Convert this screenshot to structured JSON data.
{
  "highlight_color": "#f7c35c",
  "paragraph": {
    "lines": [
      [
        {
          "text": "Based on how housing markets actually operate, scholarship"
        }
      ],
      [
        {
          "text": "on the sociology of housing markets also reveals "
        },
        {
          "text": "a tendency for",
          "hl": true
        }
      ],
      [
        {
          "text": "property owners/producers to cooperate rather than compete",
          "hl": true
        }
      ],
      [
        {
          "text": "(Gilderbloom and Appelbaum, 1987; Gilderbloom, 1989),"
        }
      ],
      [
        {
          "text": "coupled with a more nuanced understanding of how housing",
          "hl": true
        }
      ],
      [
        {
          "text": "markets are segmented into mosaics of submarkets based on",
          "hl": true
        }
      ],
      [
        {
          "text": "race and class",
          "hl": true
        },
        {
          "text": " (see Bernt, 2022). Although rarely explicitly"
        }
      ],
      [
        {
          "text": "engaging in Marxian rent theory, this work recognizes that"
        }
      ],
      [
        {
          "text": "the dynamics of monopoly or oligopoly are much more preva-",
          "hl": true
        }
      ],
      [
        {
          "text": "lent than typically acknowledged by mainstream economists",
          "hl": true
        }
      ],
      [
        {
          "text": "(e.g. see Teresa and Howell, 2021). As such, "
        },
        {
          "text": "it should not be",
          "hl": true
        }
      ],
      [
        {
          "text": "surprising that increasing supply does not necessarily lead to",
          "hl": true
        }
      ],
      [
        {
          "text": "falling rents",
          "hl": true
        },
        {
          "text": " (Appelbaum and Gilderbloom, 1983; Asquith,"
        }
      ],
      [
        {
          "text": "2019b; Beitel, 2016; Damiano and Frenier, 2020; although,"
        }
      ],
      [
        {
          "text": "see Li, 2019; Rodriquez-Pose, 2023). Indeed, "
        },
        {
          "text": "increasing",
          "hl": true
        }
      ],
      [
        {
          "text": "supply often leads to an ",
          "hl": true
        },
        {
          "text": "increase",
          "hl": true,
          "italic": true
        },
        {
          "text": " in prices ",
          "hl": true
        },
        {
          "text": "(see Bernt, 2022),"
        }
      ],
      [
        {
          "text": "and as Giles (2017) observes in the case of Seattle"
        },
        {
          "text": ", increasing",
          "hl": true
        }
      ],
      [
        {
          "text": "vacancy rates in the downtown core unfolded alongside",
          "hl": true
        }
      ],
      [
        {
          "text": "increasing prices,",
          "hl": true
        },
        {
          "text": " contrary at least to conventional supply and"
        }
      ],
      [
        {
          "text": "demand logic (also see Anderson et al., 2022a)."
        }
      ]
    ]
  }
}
——————————
GOAL OF THE EXERCISE: Make a verbatim copy of every entry shown above.

WRITTEN ANSWER:
Convert this screenshot to structured JSON data.
{
  "highlight_color": "#f7c35c",
  "paragraph": {
    "lines": [
      [
        {
          "text": "Based on how housing markets actually operate, scholarship"
        }
      ],
      [
        {
          "text": "on the sociology of housing markets also reveals "
        },
        {
          "text": "a tendency for",
          "hl": true
        }
      ],
      [
        {
          "text": "property owners/producers to cooperate rather than compete",
          "hl": true
        }
      ],
      [
        {
          "text": "(Gilderbloom and Appelbaum, 1987; Gilderbloom, 1989),"
        }
      ],
      [
        {
          "text": "coupled with a more nuanced understanding of how housing",
          "hl": true
        }
      ],
      [
        {
          "text": "markets are segmented into mosaics of submarkets based on",
          "hl": true
        }
      ],
      [
        {
          "text": "race and class",
          "hl": true
        },
        {
          "text": " (see Bernt, 2022). Although rarely explicitly"
        }
      ],
      [
        {
          "text": "engaging in Marxian rent theory, this work recognizes that"
        }
      ],
      [
        {
          "text": "the dynamics of monopoly or oligopoly are much more preva-",
          "hl": true
        }
      ],
      [
        {
          "text": "lent than typically acknowledged by mainstream economists",
          "hl": true
        }
      ],
      [
        {
          "text": "(e.g. see Teresa and Howell, 2021). As such, "
        },
        {
          "text": "it should not be",
          "hl": true
        }
      ],
      [
        {
          "text": "surprising that increasing supply does not necessarily lead to",
          "hl": true
        }
      ],
      [
        {
          "text": "falling rents",
          "hl": true
        },
        {
          "text": " (Appelbaum and Gilderbloom, 1983; Asquith,"
        }
      ],
      [
        {
          "text": "2019b; Beitel, 2016; Damiano and Frenier, 2020; although,"
        }
      ],
      [
        {
          "text": "see Li, 2019; Rodriquez-Pose, 2023). Indeed, "
        },
        {
          "text": "increasing",
          "hl": true
        }
      ],
      [
        {
          "text": "supply often leads to an ",
          "hl": true
        },
        {
          "text": "increase",
          "hl": true,
          "italic": true
        },
        {
          "text": " in prices ",
          "hl": true
        },
        {
          "text": "(see Bernt, 2022),"
        }
      ],
      [
        {
          "text": "and as Giles (2017) observes in the case of Seattle"
        },
        {
          "text": ", increasing",
          "hl": true
        }
      ],
      [
        {
          "text": "vacancy rates in the downtown core unfolded alongside",
          "hl": true
        }
      ],
      [
        {
          "text": "increasing prices,",
          "hl": true
        },
        {
          "text": " contrary at least to conventional supply and"
        }
      ],
      [
        {
          "text": "demand logic (also see Anderson et al., 2022a)."
        }
      ]
    ]
  }
}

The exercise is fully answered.